▶ RECORDS PROVIDED

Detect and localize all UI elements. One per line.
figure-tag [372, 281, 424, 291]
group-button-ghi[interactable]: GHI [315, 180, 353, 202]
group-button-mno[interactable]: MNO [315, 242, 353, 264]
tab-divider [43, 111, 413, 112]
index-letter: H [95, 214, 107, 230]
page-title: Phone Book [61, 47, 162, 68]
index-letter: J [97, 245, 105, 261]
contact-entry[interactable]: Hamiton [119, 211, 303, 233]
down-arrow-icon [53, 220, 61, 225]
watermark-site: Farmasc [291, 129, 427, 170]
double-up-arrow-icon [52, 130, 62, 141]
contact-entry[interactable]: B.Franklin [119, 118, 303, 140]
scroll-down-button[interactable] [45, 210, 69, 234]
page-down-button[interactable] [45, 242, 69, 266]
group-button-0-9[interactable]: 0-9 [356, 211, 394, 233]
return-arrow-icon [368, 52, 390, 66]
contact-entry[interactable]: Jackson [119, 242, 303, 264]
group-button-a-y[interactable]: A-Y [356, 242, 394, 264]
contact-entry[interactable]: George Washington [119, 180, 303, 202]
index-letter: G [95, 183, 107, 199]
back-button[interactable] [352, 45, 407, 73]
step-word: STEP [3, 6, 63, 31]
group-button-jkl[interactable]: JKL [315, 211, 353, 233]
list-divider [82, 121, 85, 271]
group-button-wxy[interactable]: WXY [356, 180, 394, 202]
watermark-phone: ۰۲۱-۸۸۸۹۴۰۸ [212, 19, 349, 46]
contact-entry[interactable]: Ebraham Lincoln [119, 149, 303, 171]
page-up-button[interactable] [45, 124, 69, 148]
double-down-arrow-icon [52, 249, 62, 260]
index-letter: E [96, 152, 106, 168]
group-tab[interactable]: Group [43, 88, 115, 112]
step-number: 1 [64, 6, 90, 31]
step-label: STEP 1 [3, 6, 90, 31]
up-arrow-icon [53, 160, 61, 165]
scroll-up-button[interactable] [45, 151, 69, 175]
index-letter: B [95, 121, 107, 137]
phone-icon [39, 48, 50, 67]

▶ WHAT YOU WILL DO
Copy out all of the material above word for word, keeping every line as it stands.

▶ ANSWER TO THE TASK
Detect and localize all UI elements. One per line.
figure-tag [372, 281, 424, 291]
group-button-ghi[interactable]: GHI [315, 180, 353, 202]
group-button-mno[interactable]: MNO [315, 242, 353, 264]
tab-divider [43, 111, 413, 112]
index-letter: H [95, 214, 107, 230]
page-title: Phone Book [61, 47, 162, 68]
index-letter: J [97, 245, 105, 261]
contact-entry[interactable]: Hamiton [119, 211, 303, 233]
down-arrow-icon [53, 220, 61, 225]
watermark-site: Farmasc [291, 129, 427, 170]
double-up-arrow-icon [52, 130, 62, 141]
contact-entry[interactable]: B.Franklin [119, 118, 303, 140]
scroll-down-button[interactable] [45, 210, 69, 234]
page-down-button[interactable] [45, 242, 69, 266]
group-button-0-9[interactable]: 0-9 [356, 211, 394, 233]
return-arrow-icon [368, 52, 390, 66]
contact-entry[interactable]: Jackson [119, 242, 303, 264]
group-button-a-y[interactable]: A-Y [356, 242, 394, 264]
contact-entry[interactable]: George Washington [119, 180, 303, 202]
index-letter: G [95, 183, 107, 199]
back-button[interactable] [352, 45, 407, 73]
step-word: STEP [3, 6, 63, 31]
group-button-jkl[interactable]: JKL [315, 211, 353, 233]
list-divider [82, 121, 85, 271]
group-button-wxy[interactable]: WXY [356, 180, 394, 202]
watermark-phone: ۰۲۱-۸۸۸۹۴۰۸ [212, 19, 349, 46]
contact-entry[interactable]: Ebraham Lincoln [119, 149, 303, 171]
page-up-button[interactable] [45, 124, 69, 148]
double-down-arrow-icon [52, 249, 62, 260]
index-letter: E [96, 152, 106, 168]
group-tab[interactable]: Group [43, 88, 115, 112]
step-number: 1 [64, 6, 90, 31]
step-label: STEP 1 [3, 6, 90, 31]
up-arrow-icon [53, 160, 61, 165]
scroll-up-button[interactable] [45, 151, 69, 175]
index-letter: B [95, 121, 107, 137]
phone-icon [39, 48, 50, 67]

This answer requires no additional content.